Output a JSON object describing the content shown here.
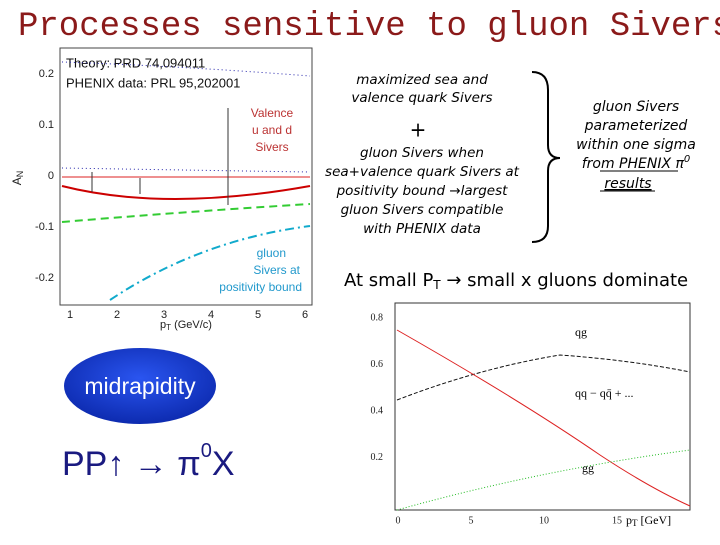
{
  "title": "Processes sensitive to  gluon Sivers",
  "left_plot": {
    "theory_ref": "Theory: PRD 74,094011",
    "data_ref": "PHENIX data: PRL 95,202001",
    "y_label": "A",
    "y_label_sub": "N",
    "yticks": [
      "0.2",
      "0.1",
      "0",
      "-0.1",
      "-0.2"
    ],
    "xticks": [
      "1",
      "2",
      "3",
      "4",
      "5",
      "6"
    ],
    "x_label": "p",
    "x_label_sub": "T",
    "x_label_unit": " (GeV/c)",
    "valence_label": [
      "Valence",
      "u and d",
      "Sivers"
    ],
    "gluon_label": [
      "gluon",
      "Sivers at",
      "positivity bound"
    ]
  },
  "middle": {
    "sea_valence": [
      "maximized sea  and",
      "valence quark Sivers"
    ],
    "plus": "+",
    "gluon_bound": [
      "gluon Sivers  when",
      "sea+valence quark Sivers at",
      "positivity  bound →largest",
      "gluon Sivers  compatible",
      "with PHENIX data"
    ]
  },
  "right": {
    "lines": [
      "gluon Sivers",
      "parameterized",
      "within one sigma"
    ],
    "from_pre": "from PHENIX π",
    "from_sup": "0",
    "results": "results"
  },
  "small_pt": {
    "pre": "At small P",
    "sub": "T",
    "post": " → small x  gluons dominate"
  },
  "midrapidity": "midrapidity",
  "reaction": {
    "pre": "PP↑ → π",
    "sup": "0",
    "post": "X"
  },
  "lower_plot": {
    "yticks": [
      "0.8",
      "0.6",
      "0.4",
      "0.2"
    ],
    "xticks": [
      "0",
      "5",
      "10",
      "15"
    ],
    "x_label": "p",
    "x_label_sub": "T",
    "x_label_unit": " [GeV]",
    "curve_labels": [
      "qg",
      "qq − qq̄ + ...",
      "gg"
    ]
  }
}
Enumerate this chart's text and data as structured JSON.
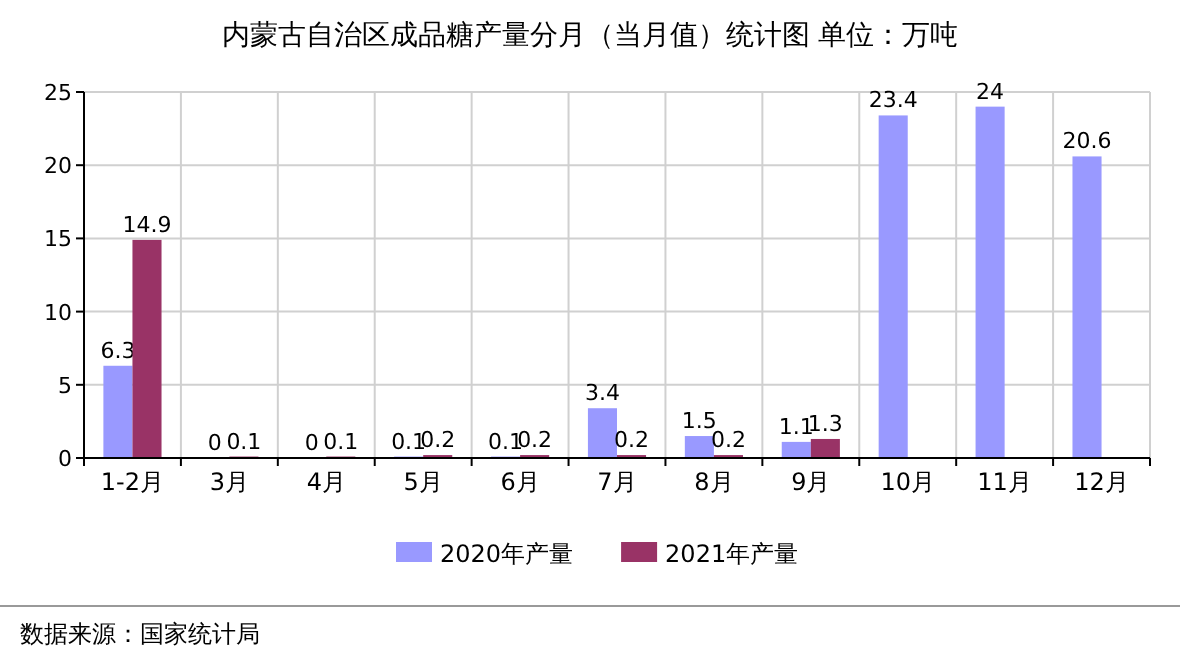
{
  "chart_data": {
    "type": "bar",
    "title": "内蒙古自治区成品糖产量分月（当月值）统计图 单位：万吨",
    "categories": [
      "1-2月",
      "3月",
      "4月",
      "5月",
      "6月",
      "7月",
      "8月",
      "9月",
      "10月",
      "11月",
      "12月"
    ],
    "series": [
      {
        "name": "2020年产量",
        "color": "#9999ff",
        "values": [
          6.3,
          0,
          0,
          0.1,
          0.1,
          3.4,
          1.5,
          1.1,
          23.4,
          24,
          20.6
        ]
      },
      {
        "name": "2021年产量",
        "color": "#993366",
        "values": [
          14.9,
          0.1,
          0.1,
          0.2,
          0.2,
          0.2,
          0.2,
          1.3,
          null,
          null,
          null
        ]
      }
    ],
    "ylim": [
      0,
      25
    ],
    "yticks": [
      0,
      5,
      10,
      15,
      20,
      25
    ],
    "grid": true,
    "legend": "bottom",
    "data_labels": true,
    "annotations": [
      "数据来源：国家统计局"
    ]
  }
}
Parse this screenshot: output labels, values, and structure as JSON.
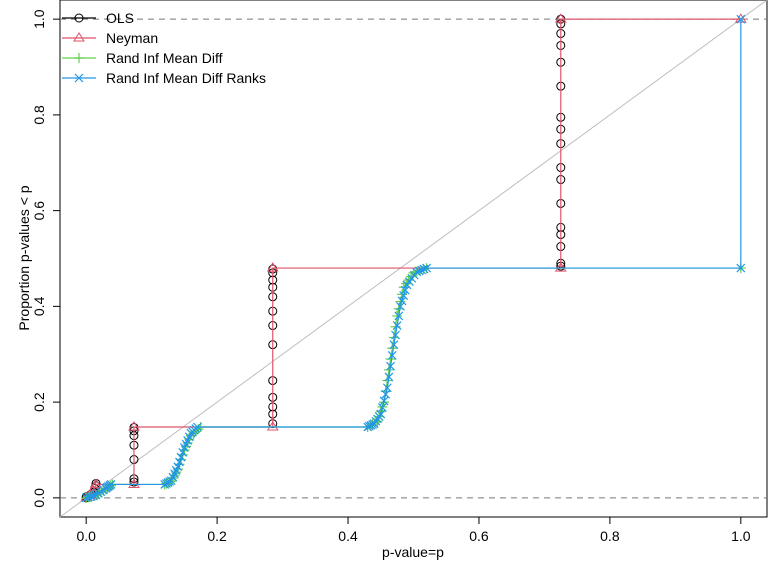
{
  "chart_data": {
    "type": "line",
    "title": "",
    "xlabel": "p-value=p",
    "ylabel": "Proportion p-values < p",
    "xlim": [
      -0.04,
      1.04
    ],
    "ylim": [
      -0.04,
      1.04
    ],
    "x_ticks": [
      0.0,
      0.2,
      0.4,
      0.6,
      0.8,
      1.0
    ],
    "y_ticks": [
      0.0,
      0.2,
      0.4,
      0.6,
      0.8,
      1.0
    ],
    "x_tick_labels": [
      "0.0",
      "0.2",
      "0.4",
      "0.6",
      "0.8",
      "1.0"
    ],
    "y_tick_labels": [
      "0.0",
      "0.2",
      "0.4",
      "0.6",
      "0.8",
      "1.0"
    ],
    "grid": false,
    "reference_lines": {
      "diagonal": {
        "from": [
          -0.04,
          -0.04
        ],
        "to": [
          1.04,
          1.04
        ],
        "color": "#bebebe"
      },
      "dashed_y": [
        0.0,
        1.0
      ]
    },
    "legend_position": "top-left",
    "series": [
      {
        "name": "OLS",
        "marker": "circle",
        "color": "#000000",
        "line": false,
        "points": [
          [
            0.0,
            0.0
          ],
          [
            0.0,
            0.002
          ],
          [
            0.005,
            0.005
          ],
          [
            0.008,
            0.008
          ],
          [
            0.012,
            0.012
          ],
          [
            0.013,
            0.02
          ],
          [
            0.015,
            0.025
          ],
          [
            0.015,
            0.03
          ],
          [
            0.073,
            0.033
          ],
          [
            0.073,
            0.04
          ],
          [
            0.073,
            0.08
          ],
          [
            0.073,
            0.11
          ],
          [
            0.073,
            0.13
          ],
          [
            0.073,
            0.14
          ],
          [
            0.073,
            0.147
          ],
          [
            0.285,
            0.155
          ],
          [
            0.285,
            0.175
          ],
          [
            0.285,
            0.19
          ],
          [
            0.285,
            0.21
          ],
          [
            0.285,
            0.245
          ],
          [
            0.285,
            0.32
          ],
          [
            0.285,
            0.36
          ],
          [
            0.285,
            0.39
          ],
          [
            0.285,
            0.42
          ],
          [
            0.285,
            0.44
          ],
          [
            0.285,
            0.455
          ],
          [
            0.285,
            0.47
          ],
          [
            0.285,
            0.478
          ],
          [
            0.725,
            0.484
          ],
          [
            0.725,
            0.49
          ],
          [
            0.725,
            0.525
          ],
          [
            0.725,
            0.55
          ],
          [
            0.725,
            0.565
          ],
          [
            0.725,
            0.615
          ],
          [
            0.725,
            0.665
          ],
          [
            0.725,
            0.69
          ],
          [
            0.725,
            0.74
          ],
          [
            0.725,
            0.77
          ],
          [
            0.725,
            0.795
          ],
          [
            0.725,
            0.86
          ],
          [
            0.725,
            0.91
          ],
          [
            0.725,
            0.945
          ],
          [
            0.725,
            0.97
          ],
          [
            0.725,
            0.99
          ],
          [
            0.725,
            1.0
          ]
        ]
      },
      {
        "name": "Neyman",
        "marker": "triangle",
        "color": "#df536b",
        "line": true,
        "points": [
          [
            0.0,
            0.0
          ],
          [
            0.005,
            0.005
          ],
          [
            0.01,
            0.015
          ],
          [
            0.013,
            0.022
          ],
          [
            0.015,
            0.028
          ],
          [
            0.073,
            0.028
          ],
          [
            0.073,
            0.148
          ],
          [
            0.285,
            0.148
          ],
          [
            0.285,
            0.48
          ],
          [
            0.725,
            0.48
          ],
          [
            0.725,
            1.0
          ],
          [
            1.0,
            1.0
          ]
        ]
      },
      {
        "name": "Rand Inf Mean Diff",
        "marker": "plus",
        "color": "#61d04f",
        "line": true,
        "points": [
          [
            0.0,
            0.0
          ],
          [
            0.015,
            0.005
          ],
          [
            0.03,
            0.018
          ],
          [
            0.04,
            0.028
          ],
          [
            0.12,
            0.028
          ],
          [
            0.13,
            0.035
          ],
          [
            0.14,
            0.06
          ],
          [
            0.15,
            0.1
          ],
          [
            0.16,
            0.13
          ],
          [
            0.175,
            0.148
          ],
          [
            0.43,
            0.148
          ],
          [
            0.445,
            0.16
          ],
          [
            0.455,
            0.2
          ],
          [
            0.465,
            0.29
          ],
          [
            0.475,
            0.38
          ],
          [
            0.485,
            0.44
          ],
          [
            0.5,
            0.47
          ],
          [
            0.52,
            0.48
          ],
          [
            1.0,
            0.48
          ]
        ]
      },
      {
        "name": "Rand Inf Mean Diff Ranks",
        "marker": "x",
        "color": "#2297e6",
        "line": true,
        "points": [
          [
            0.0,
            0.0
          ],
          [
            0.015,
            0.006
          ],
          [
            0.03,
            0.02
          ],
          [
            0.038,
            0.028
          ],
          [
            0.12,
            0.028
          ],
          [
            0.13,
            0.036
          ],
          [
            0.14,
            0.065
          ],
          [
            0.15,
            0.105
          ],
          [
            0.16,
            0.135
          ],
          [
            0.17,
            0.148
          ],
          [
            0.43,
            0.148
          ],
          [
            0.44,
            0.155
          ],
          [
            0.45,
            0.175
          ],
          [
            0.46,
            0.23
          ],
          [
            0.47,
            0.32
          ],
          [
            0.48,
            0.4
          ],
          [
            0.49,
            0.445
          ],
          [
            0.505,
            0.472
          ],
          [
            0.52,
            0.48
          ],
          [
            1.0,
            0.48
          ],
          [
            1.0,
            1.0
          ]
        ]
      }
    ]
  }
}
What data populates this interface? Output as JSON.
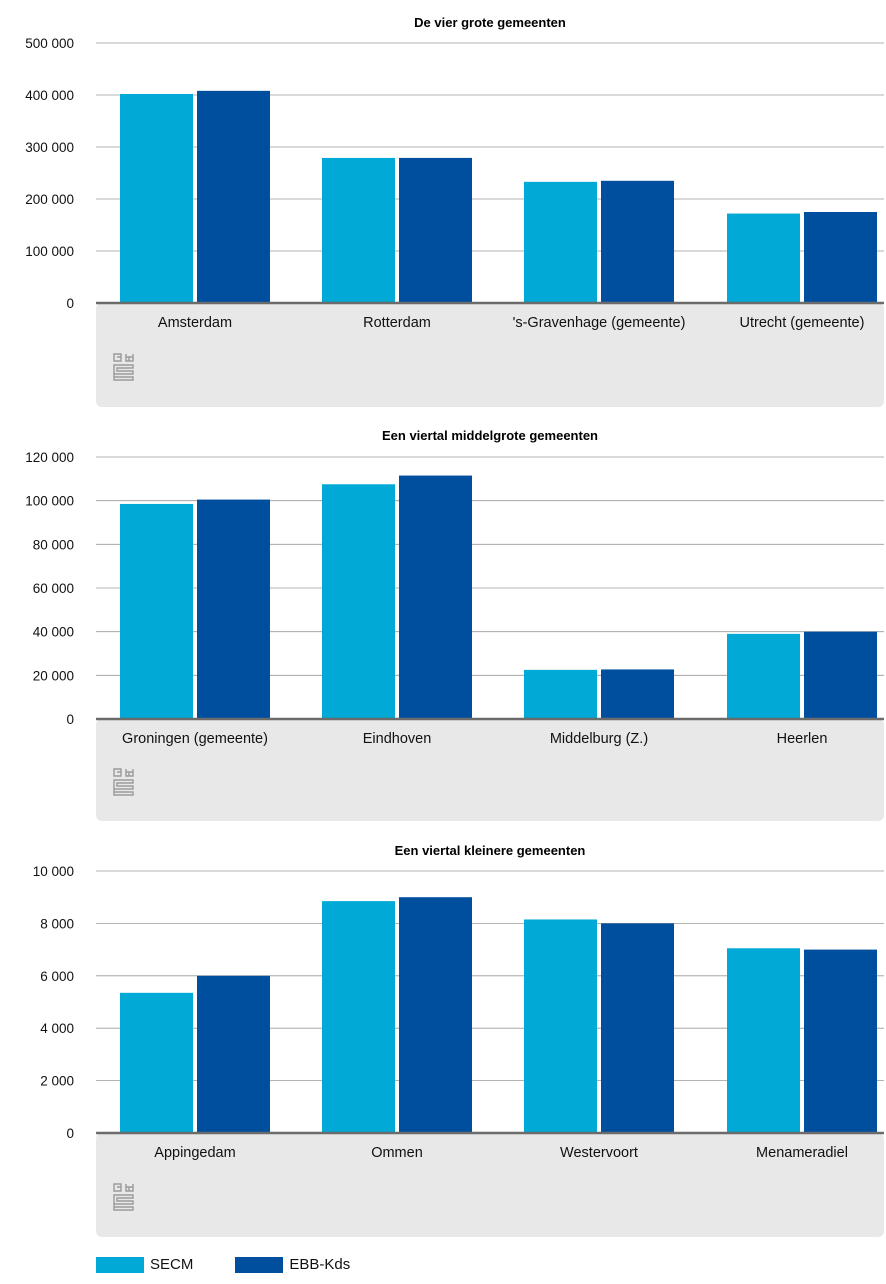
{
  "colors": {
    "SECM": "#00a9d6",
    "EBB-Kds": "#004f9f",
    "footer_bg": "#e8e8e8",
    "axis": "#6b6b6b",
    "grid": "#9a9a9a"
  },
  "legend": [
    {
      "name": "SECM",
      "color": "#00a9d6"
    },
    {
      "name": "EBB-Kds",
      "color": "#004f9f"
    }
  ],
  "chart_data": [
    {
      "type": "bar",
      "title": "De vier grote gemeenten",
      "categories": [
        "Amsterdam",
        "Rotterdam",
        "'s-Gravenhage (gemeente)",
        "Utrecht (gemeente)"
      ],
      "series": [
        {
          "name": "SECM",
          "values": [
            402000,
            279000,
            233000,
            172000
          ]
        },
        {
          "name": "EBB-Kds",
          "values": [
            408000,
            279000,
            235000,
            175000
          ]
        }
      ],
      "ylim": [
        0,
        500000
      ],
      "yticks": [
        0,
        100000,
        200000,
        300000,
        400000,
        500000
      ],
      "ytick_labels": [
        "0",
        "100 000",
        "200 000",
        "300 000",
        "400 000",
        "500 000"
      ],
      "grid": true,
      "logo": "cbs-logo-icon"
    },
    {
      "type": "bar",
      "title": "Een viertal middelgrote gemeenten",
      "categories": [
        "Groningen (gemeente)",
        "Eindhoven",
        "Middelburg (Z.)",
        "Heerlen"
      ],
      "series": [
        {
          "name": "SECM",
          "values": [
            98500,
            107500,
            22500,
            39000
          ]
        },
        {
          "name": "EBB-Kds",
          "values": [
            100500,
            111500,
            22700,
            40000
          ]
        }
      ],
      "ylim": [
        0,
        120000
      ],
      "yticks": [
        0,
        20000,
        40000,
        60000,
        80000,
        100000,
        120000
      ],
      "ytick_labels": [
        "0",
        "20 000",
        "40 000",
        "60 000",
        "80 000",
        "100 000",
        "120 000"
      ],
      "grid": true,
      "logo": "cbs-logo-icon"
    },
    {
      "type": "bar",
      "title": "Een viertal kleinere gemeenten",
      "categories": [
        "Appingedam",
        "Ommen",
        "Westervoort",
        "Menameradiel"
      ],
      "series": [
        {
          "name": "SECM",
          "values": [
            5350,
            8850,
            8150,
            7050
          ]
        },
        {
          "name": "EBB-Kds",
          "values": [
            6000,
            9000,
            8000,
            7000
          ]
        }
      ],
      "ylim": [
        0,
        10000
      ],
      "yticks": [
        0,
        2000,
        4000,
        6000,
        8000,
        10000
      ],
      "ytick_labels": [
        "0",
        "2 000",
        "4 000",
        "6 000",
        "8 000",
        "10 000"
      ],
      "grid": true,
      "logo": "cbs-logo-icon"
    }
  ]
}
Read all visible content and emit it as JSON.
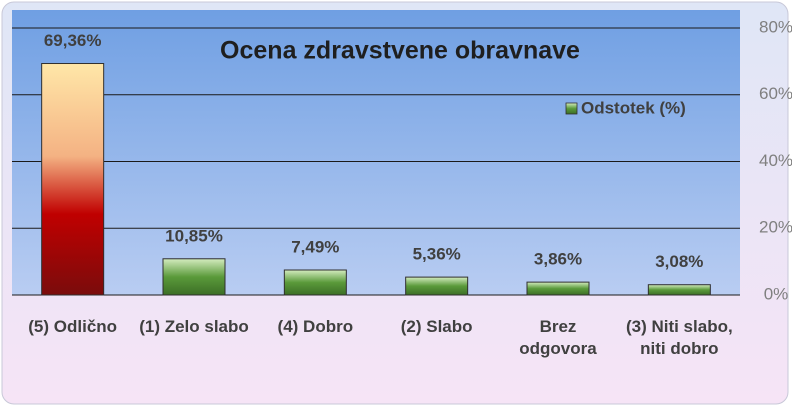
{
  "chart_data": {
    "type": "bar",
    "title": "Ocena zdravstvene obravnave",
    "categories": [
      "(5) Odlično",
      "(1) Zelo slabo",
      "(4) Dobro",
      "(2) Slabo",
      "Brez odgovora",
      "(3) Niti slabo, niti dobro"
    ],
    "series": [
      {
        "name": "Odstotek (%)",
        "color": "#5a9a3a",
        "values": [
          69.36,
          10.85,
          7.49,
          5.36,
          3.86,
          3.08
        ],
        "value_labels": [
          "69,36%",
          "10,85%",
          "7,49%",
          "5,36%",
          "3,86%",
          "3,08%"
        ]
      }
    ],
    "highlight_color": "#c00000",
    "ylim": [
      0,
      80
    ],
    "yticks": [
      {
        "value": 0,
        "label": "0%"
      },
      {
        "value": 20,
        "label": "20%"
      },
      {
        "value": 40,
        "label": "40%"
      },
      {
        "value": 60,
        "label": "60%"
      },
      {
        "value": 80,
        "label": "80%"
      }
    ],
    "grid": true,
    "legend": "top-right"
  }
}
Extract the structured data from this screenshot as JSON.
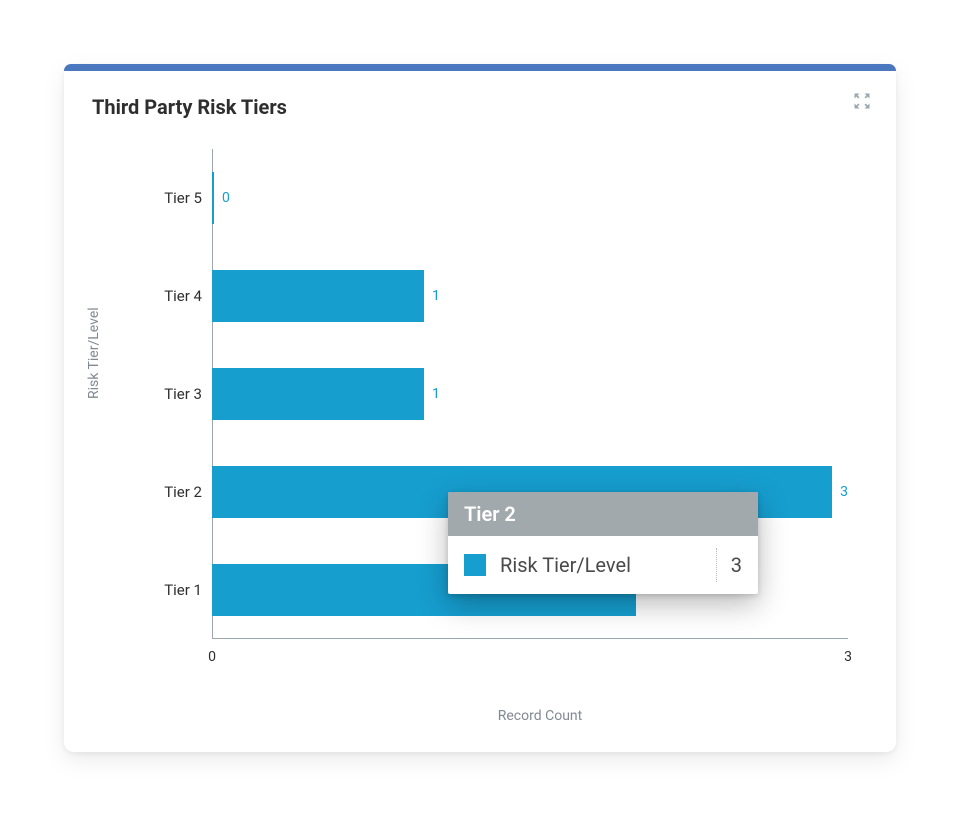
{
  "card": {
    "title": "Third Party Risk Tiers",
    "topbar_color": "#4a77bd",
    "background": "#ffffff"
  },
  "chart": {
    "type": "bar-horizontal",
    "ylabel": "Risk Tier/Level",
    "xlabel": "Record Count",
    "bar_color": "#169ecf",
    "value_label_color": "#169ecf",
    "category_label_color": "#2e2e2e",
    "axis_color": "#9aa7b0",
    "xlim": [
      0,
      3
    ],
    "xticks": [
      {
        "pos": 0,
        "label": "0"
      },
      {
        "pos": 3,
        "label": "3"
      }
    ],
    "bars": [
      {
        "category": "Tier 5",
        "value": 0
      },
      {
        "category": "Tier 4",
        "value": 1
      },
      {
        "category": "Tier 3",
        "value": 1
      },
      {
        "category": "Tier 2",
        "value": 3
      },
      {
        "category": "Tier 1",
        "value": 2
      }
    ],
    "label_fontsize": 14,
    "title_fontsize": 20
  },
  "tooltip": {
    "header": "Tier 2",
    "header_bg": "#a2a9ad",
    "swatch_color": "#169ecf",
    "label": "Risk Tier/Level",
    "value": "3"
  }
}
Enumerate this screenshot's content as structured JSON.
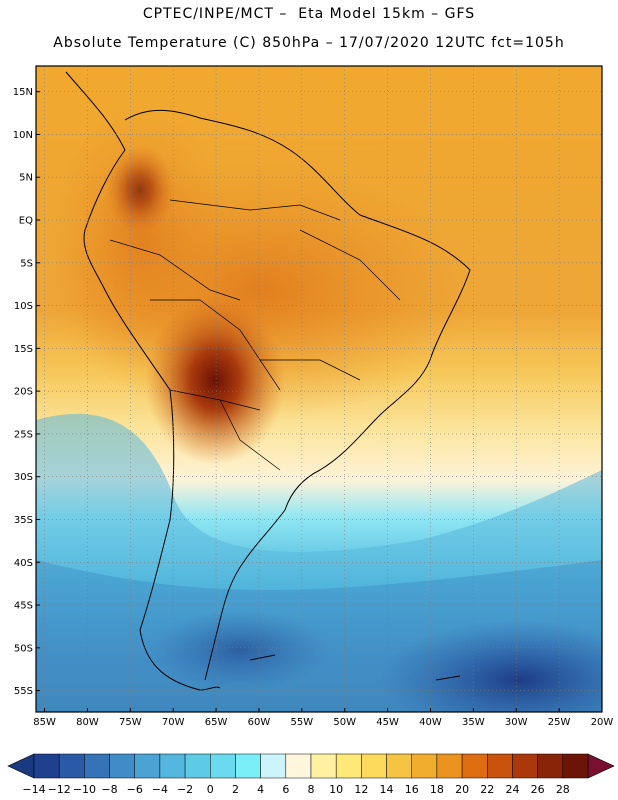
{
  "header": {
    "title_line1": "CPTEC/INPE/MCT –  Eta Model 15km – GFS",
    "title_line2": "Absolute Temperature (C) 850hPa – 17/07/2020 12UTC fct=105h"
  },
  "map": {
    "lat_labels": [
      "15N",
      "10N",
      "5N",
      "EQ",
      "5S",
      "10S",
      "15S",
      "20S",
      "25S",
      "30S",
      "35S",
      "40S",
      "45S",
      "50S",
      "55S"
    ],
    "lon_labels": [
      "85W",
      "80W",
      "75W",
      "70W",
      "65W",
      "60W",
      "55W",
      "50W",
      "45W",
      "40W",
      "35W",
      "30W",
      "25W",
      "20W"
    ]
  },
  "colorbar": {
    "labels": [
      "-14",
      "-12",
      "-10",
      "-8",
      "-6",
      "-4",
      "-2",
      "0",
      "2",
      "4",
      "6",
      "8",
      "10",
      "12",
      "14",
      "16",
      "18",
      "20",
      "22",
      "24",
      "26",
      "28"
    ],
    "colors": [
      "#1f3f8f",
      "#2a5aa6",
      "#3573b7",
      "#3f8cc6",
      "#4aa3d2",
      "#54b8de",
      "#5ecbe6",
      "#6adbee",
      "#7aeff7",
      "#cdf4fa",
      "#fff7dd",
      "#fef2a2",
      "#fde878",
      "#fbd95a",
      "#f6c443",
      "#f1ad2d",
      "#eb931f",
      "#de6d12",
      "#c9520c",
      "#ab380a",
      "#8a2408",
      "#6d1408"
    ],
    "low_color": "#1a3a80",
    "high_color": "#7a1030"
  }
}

** Set exercise **
Identify each line holding the string "quark", and copy it out.

** Complete answer **
      "valence quark Sivers"
      "sea+valence quark Sivers at",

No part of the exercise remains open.